> [Given problem] Write the data out again exactly, with no pictures.

> [Data extract]
※

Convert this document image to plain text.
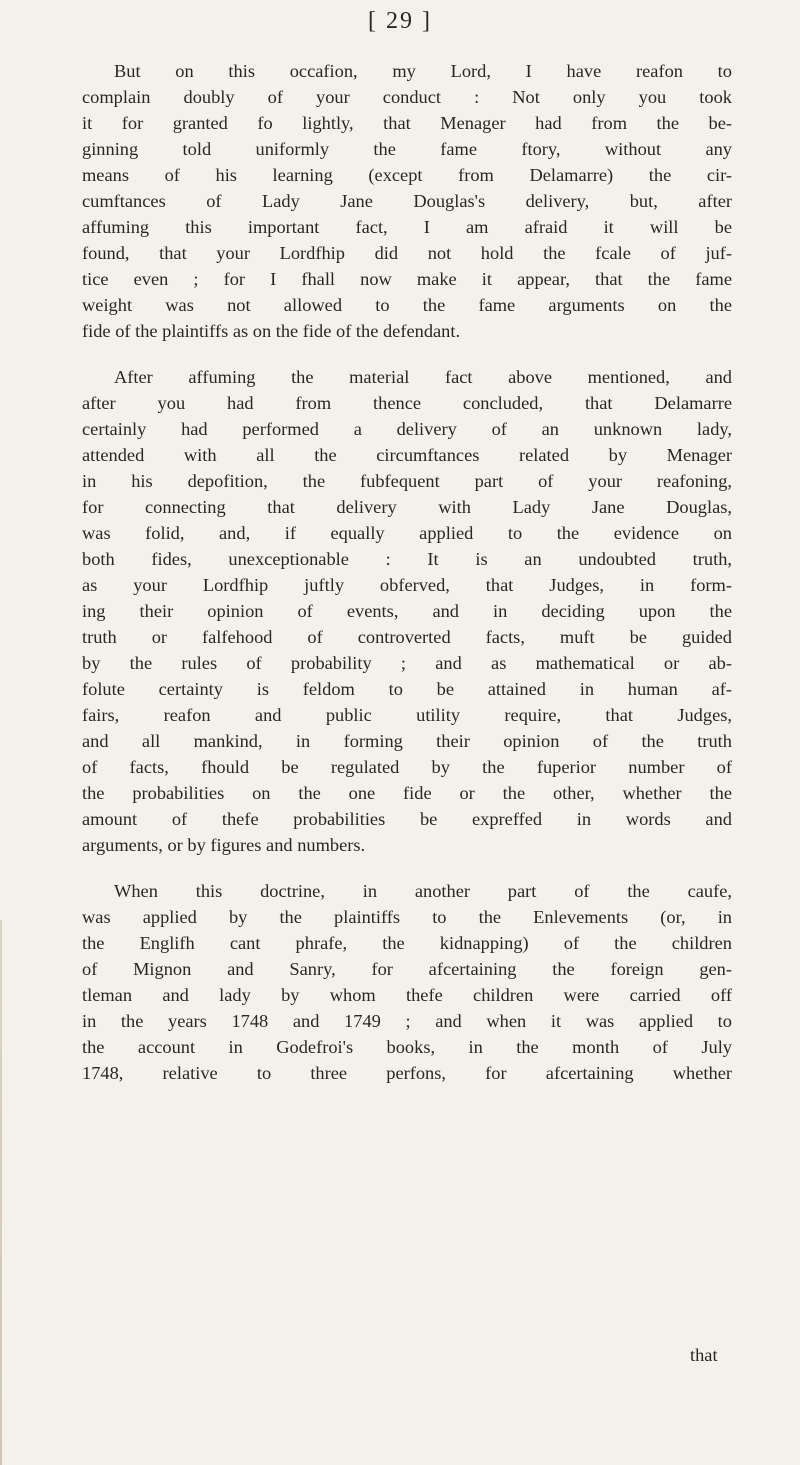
[ 29 ]

But on this occafion, my Lord, I have reafon to
complain doubly of your conduct : Not only you took
it for granted fo lightly, that Menager had from the be-
ginning told uniformly the fame ftory, without any
means of his learning (except from Delamarre) the cir-
cumftances of Lady Jane Douglas's delivery, but, after
affuming this important fact, I am afraid it will be
found, that your Lordfhip did not hold the fcale of juf-
tice even ; for I fhall now make it appear, that the fame
weight was not allowed to the fame arguments on the
fide of the plaintiffs as on the fide of the defendant.

After affuming the material fact above mentioned, and
after you had from thence concluded, that Delamarre
certainly had performed a delivery of an unknown lady,
attended with all the circumftances related by Menager
in his depofition, the fubfequent part of your reafoning,
for connecting that delivery with Lady Jane Douglas,
was folid, and, if equally applied to the evidence on
both fides, unexceptionable : It is an undoubted truth,
as your Lordfhip juftly obferved, that Judges, in form-
ing their opinion of events, and in deciding upon the
truth or falfehood of controverted facts, muft be guided
by the rules of probability ; and as mathematical or ab-
folute certainty is feldom to be attained in human af-
fairs, reafon and public utility require, that Judges,
and all mankind, in forming their opinion of the truth
of facts, fhould be regulated by the fuperior number of
the probabilities on the one fide or the other, whether the
amount of thefe probabilities be expreffed in words and
arguments, or by figures and numbers.

When this doctrine, in another part of the caufe,
was applied by the plaintiffs to the Enlevements (or, in
the Englifh cant phrafe, the kidnapping) of the children
of Mignon and Sanry, for afcertaining the foreign gen-
tleman and lady by whom thefe children were carried off
in the years 1748 and 1749 ; and when it was applied to
the account in Godefroi's books, in the month of July
1748, relative to three perfons, for afcertaining whether

that
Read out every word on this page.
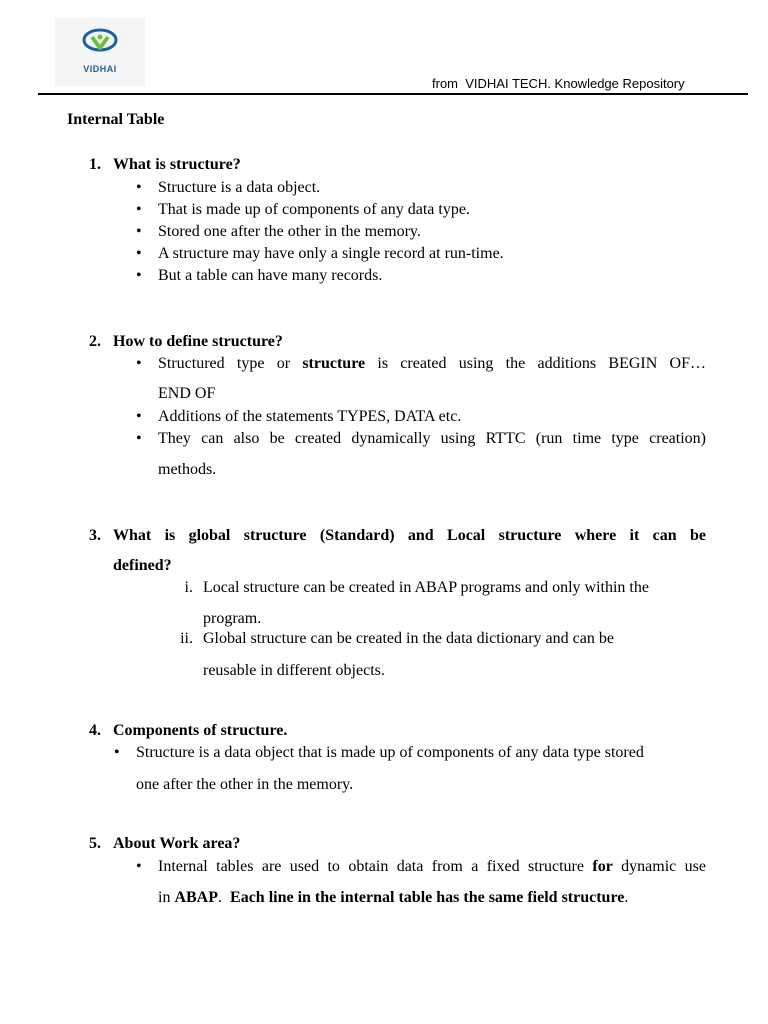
VIDHAI
from  VIDHAI TECH. Knowledge Repository
Internal Table
1. What is structure?
• Structure is a data object.
• That is made up of components of any data type.
• Stored one after the other in the memory.
• A structure may have only a single record at run-time.
• But a table can have many records.
2. How to define structure?
• Structured type or structure is created using the additions BEGIN OF…
END OF
• Additions of the statements TYPES, DATA etc.
• They can also be created dynamically using RTTC (run time type creation)
methods.
3. What is global structure (Standard) and Local structure where it can be
defined?
i. Local structure can be created in ABAP programs and only within the
program.
ii. Global structure can be created in the data dictionary and can be
reusable in different objects.
4. Components of structure.
• Structure is a data object that is made up of components of any data type stored
one after the other in the memory.
5. About Work area?
• Internal tables are used to obtain data from a fixed structure for dynamic use
in ABAP.  Each line in the internal table has the same field structure.
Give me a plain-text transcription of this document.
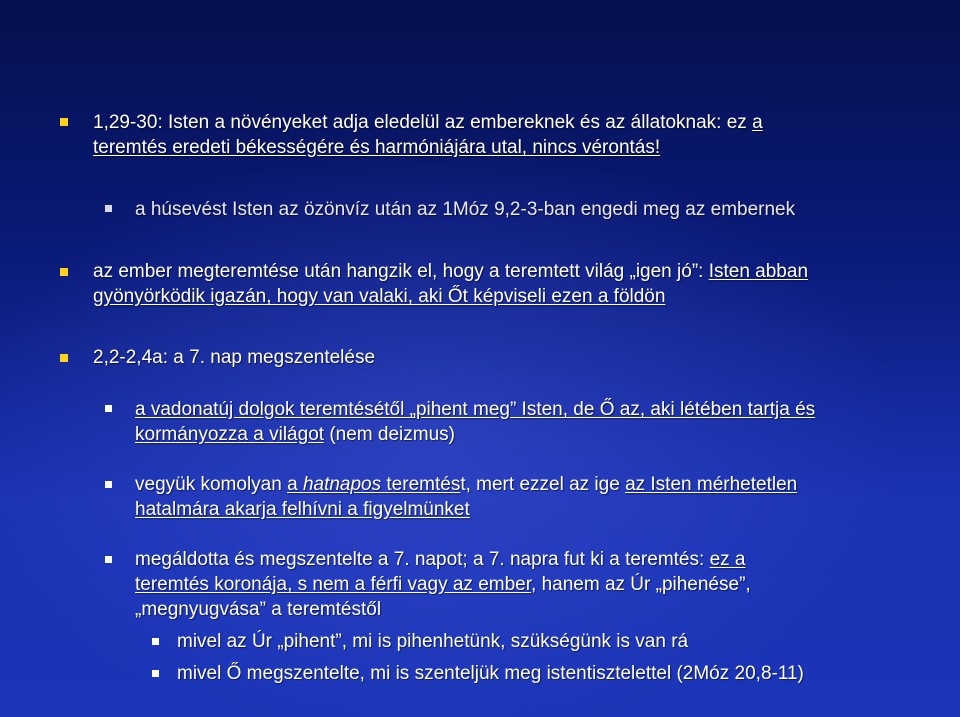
1,29-30: Isten a növényeket adja eledelül az embereknek és az állatoknak: ez a
teremtés eredeti békességére és harmóniájára utal, nincs vérontás!
a húsevést Isten az özönvíz után az 1Móz 9,2-3-ban engedi meg az embernek
az ember megteremtése után hangzik el, hogy a teremtett világ „igen jó”: Isten abban
gyönyörködik igazán, hogy van valaki, aki Őt képviseli ezen a földön
2,2-2,4a: a 7. nap megszentelése
a vadonatúj dolgok teremtésétől „pihent meg” Isten, de Ő az, aki létében tartja és
kormányozza a világot (nem deizmus)
vegyük komolyan a hatnapos teremtést, mert ezzel az ige az Isten mérhetetlen
hatalmára akarja felhívni a figyelmünket
megáldotta és megszentelte a 7. napot; a 7. napra fut ki a teremtés: ez a
teremtés koronája, s nem a férfi vagy az ember, hanem az Úr „pihenése”,
„megnyugvása” a teremtéstől
mivel az Úr „pihent”, mi is pihenhetünk, szükségünk is van rá
mivel Ő megszentelte, mi is szenteljük meg istentisztelettel (2Móz 20,8-11)
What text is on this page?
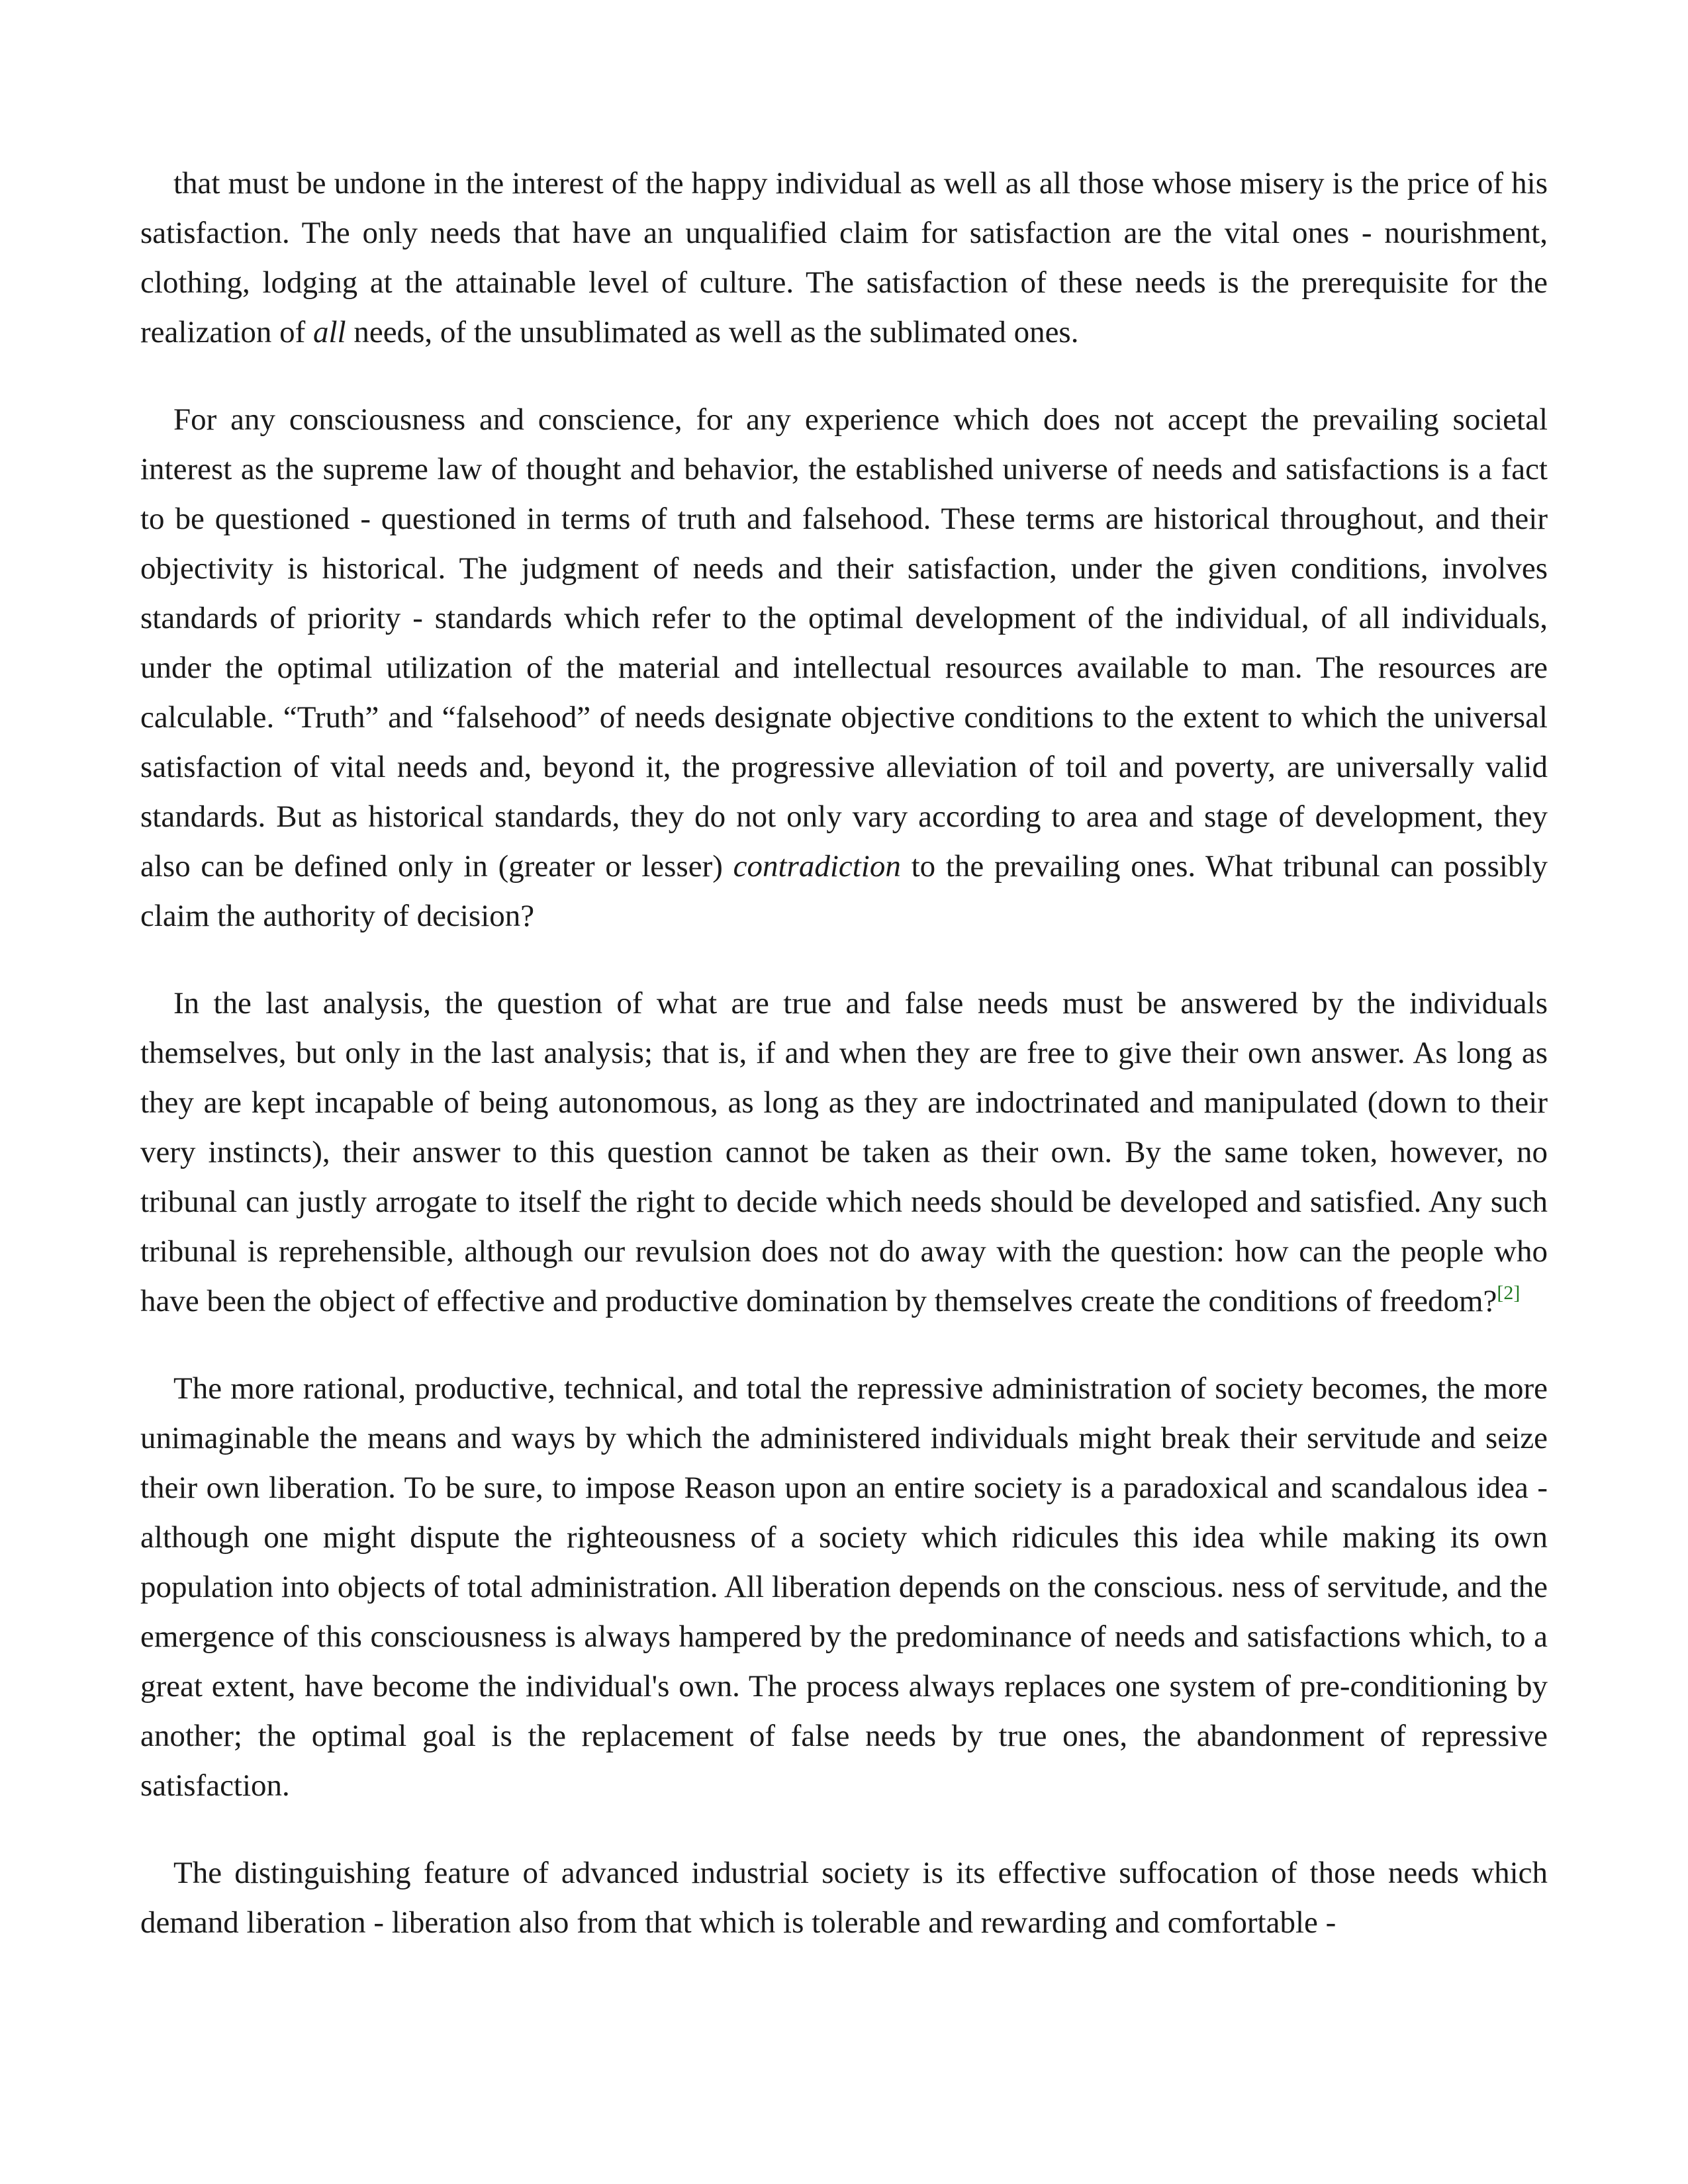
that must be undone in the interest of the happy individual as well as all those whose misery is the price of his satisfaction. The only needs that have an unqualified claim for satisfaction are the vital ones - nourishment, clothing, lodging at the attainable level of culture. The satisfaction of these needs is the prerequisite for the realization of all needs, of the unsublimated as well as the sublimated ones.

For any consciousness and conscience, for any experience which does not accept the prevailing societal interest as the supreme law of thought and behavior, the established universe of needs and satisfactions is a fact to be questioned - questioned in terms of truth and falsehood. These terms are historical throughout, and their objectivity is historical. The judgment of needs and their satisfaction, under the given conditions, involves standards of priority - standards which refer to the optimal development of the individual, of all individuals, under the optimal utilization of the material and intellectual resources available to man. The resources are calculable. “Truth” and “falsehood” of needs designate objective conditions to the extent to which the universal satisfaction of vital needs and, beyond it, the progressive alleviation of toil and poverty, are universally valid standards. But as historical standards, they do not only vary according to area and stage of development, they also can be defined only in (greater or lesser) contradiction to the prevailing ones. What tribunal can possibly claim the authority of decision?

In the last analysis, the question of what are true and false needs must be answered by the individuals themselves, but only in the last analysis; that is, if and when they are free to give their own answer. As long as they are kept incapable of being autonomous, as long as they are indoctrinated and manipulated (down to their very instincts), their answer to this question cannot be taken as their own. By the same token, however, no tribunal can justly arrogate to itself the right to decide which needs should be developed and satisfied. Any such tribunal is reprehensible, although our revulsion does not do away with the question: how can the people who have been the object of effective and productive domination by themselves create the conditions of freedom?[2]

The more rational, productive, technical, and total the repressive administration of society becomes, the more unimaginable the means and ways by which the administered individuals might break their servitude and seize their own liberation. To be sure, to impose Reason upon an entire society is a paradoxical and scandalous idea - although one might dispute the righteousness of a society which ridicules this idea while making its own population into objects of total administration. All liberation depends on the conscious. ness of servitude, and the emergence of this consciousness is always hampered by the predominance of needs and satisfactions which, to a great extent, have become the individual's own. The process always replaces one system of pre-conditioning by another; the optimal goal is the replacement of false needs by true ones, the abandonment of repressive satisfaction.

The distinguishing feature of advanced industrial society is its effective suffocation of those needs which demand liberation - liberation also from that which is tolerable and rewarding and comfortable -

※

> [Response below]
Convert this document image to plain text.
[ 29 ]

But on this occafion, my Lord, I have reafon to
complain doubly of your conduct : Not only you took
it for granted fo lightly, that Menager had from the be-
ginning told uniformly the fame ftory, without any
means of his learning (except from Delamarre) the cir-
cumftances of Lady Jane Douglas's delivery, but, after
affuming this important fact, I am afraid it will be
found, that your Lordfhip did not hold the fcale of juf-
tice even ; for I fhall now make it appear, that the fame
weight was not allowed to the fame arguments on the
fide of the plaintiffs as on the fide of the defendant.

After affuming the material fact above mentioned, and
after you had from thence concluded, that Delamarre
certainly had performed a delivery of an unknown lady,
attended with all the circumftances related by Menager
in his depofition, the fubfequent part of your reafoning,
for connecting that delivery with Lady Jane Douglas,
was folid, and, if equally applied to the evidence on
both fides, unexceptionable : It is an undoubted truth,
as your Lordfhip juftly obferved, that Judges, in form-
ing their opinion of events, and in deciding upon the
truth or falfehood of controverted facts, muft be guided
by the rules of probability ; and as mathematical or ab-
folute certainty is feldom to be attained in human af-
fairs, reafon and public utility require, that Judges,
and all mankind, in forming their opinion of the truth
of facts, fhould be regulated by the fuperior number of
the probabilities on the one fide or the other, whether the
amount of thefe probabilities be expreffed in words and
arguments, or by figures and numbers.

When this doctrine, in another part of the caufe,
was applied by the plaintiffs to the Enlevements (or, in
the Englifh cant phrafe, the kidnapping) of the children
of Mignon and Sanry, for afcertaining the foreign gen-
tleman and lady by whom thefe children were carried off
in the years 1748 and 1749 ; and when it was applied to
the account in Godefroi's books, in the month of July
1748, relative to three perfons, for afcertaining whether

that
Read out every word on this page.
VIDHAI
from  VIDHAI TECH. Knowledge Repository
Internal Table
1. What is structure?
• Structure is a data object.
• That is made up of components of any data type.
• Stored one after the other in the memory.
• A structure may have only a single record at run-time.
• But a table can have many records.
2. How to define structure?
• Structured type or structure is created using the additions BEGIN OF…
END OF
• Additions of the statements TYPES, DATA etc.
• They can also be created dynamically using RTTC (run time type creation)
methods.
3. What is global structure (Standard) and Local structure where it can be
defined?
i. Local structure can be created in ABAP programs and only within the
program.
ii. Global structure can be created in the data dictionary and can be
reusable in different objects.
4. Components of structure.
• Structure is a data object that is made up of components of any data type stored
one after the other in the memory.
5. About Work area?
• Internal tables are used to obtain data from a fixed structure for dynamic use
in ABAP.  Each line in the internal table has the same field structure.
Give me a plain-text transcription of this document.
1,29-30: Isten a növényeket adja eledelül az embereknek és az állatoknak: ez a
teremtés eredeti békességére és harmóniájára utal, nincs vérontás!
a húsevést Isten az özönvíz után az 1Móz 9,2-3-ban engedi meg az embernek
az ember megteremtése után hangzik el, hogy a teremtett világ „igen jó”: Isten abban
gyönyörködik igazán, hogy van valaki, aki Őt képviseli ezen a földön
2,2-2,4a: a 7. nap megszentelése
a vadonatúj dolgok teremtésétől „pihent meg” Isten, de Ő az, aki létében tartja és
kormányozza a világot (nem deizmus)
vegyük komolyan a hatnapos teremtést, mert ezzel az ige az Isten mérhetetlen
hatalmára akarja felhívni a figyelmünket
megáldotta és megszentelte a 7. napot; a 7. napra fut ki a teremtés: ez a
teremtés koronája, s nem a férfi vagy az ember, hanem az Úr „pihenése”,
„megnyugvása” a teremtéstől
mivel az Úr „pihent”, mi is pihenhetünk, szükségünk is van rá
mivel Ő megszentelte, mi is szenteljük meg istentisztelettel (2Móz 20,8-11)
What text is on this page?
that must be undone in the interest of the happy individual as well as all those whose misery is the price of his satisfaction. The only needs that have an unqualified claim for satisfaction are the vital ones - nourishment, clothing, lodging at the attainable level of culture. The satisfaction of these needs is the prerequisite for the realization of all needs, of the unsublimated as well as the sublimated ones.

For any consciousness and conscience, for any experience which does not accept the prevailing societal interest as the supreme law of thought and behavior, the established universe of needs and satisfactions is a fact to be questioned - questioned in terms of truth and falsehood. These terms are historical throughout, and their objectivity is historical. The judgment of needs and their satisfaction, under the given conditions, involves standards of priority - standards which refer to the optimal development of the individual, of all individuals, under the optimal utilization of the material and intellectual resources available to man. The resources are calculable. “Truth” and “falsehood” of needs designate objective conditions to the extent to which the universal satisfaction of vital needs and, beyond it, the progressive alleviation of toil and poverty, are universally valid standards. But as historical standards, they do not only vary according to area and stage of development, they also can be defined only in (greater or lesser) contradiction to the prevailing ones. What tribunal can possibly claim the authority of decision?

In the last analysis, the question of what are true and false needs must be answered by the individuals themselves, but only in the last analysis; that is, if and when they are free to give their own answer. As long as they are kept incapable of being autonomous, as long as they are indoctrinated and manipulated (down to their very instincts), their answer to this question cannot be taken as their own. By the same token, however, no tribunal can justly arrogate to itself the right to decide which needs should be developed and satisfied. Any such tribunal is reprehensible, although our revulsion does not do away with the question: how can the people who have been the object of effective and productive domination by themselves create the conditions of freedom?[2]

The more rational, productive, technical, and total the repressive administration of society becomes, the more unimaginable the means and ways by which the administered individuals might break their servitude and seize their own liberation. To be sure, to impose Reason upon an entire society is a paradoxical and scandalous idea - although one might dispute the righteousness of a society which ridicules this idea while making its own population into objects of total administration. All liberation depends on the conscious. ness of servitude, and the emergence of this consciousness is always hampered by the predominance of needs and satisfactions which, to a great extent, have become the individual's own. The process always replaces one system of pre-conditioning by another; the optimal goal is the replacement of false needs by true ones, the abandonment of repressive satisfaction.

The distinguishing feature of advanced industrial society is its effective suffocation of those needs which demand liberation - liberation also from that which is tolerable and rewarding and comfortable -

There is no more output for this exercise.